(Dataset rows)
— Start —
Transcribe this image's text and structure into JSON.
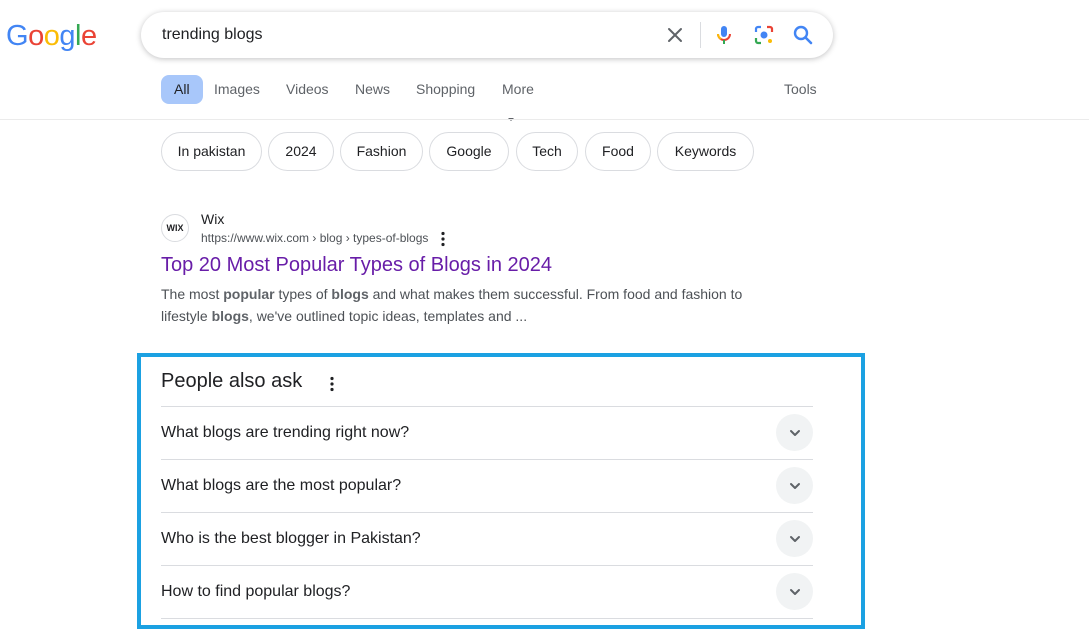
{
  "logo": {
    "letters": [
      {
        "ch": "G",
        "color": "#4285F4"
      },
      {
        "ch": "o",
        "color": "#EA4335"
      },
      {
        "ch": "o",
        "color": "#FBBC05"
      },
      {
        "ch": "g",
        "color": "#4285F4"
      },
      {
        "ch": "l",
        "color": "#34A853"
      },
      {
        "ch": "e",
        "color": "#EA4335"
      }
    ]
  },
  "search": {
    "query": "trending blogs",
    "clear_icon": "close-icon",
    "voice_icon": "mic-icon",
    "lens_icon": "lens-icon",
    "search_icon": "search-icon"
  },
  "tabs": [
    {
      "label": "All",
      "active": true
    },
    {
      "label": "Images"
    },
    {
      "label": "Videos"
    },
    {
      "label": "News"
    },
    {
      "label": "Shopping"
    },
    {
      "label": "More"
    }
  ],
  "tools_label": "Tools",
  "chips": [
    "In pakistan",
    "2024",
    "Fashion",
    "Google",
    "Tech",
    "Food",
    "Keywords"
  ],
  "result": {
    "favicon_text": "WIX",
    "site": "Wix",
    "url": "https://www.wix.com › blog › types-of-blogs",
    "title": "Top 20 Most Popular Types of Blogs in 2024",
    "snippet": {
      "s1": "The most ",
      "b1": "popular",
      "s2": " types of ",
      "b2": "blogs",
      "s3": " and what makes them successful. From food and fashion to lifestyle ",
      "b3": "blogs",
      "s4": ", we've outlined topic ideas, templates and ..."
    }
  },
  "paa": {
    "title": "People also ask",
    "questions": [
      "What blogs are trending right now?",
      "What blogs are the most popular?",
      "Who is the best blogger in Pakistan?",
      "How to find popular blogs?"
    ]
  },
  "colors": {
    "accent_tab": "#a8c7fa",
    "link_visited": "#681da8",
    "highlight_frame": "#1ba1e2"
  }
}
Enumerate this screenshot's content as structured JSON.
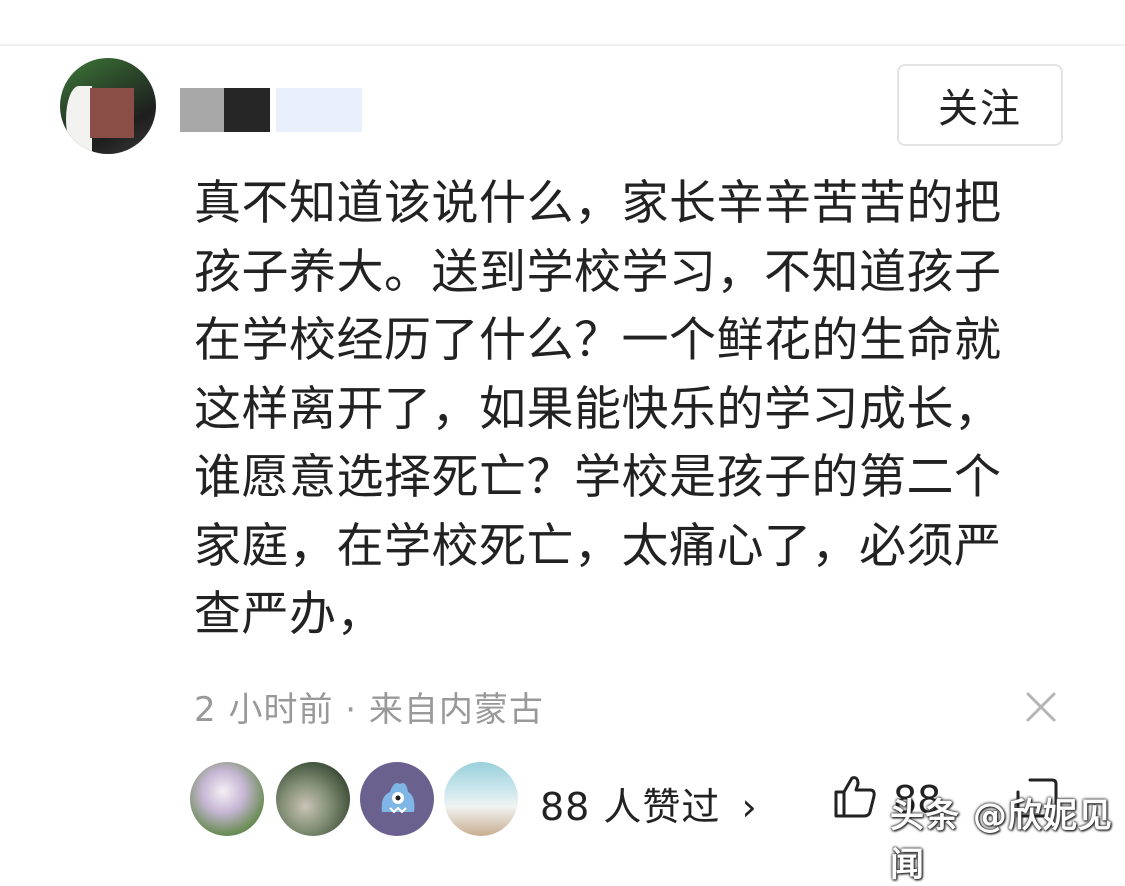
— End —
▶ [What is being asked]: Return every line in the listing that contains the word "title".

▶ [Response]:
    "title": "Top 20 Most Popular Types of Blogs in 2024",
    "title": "People also ask",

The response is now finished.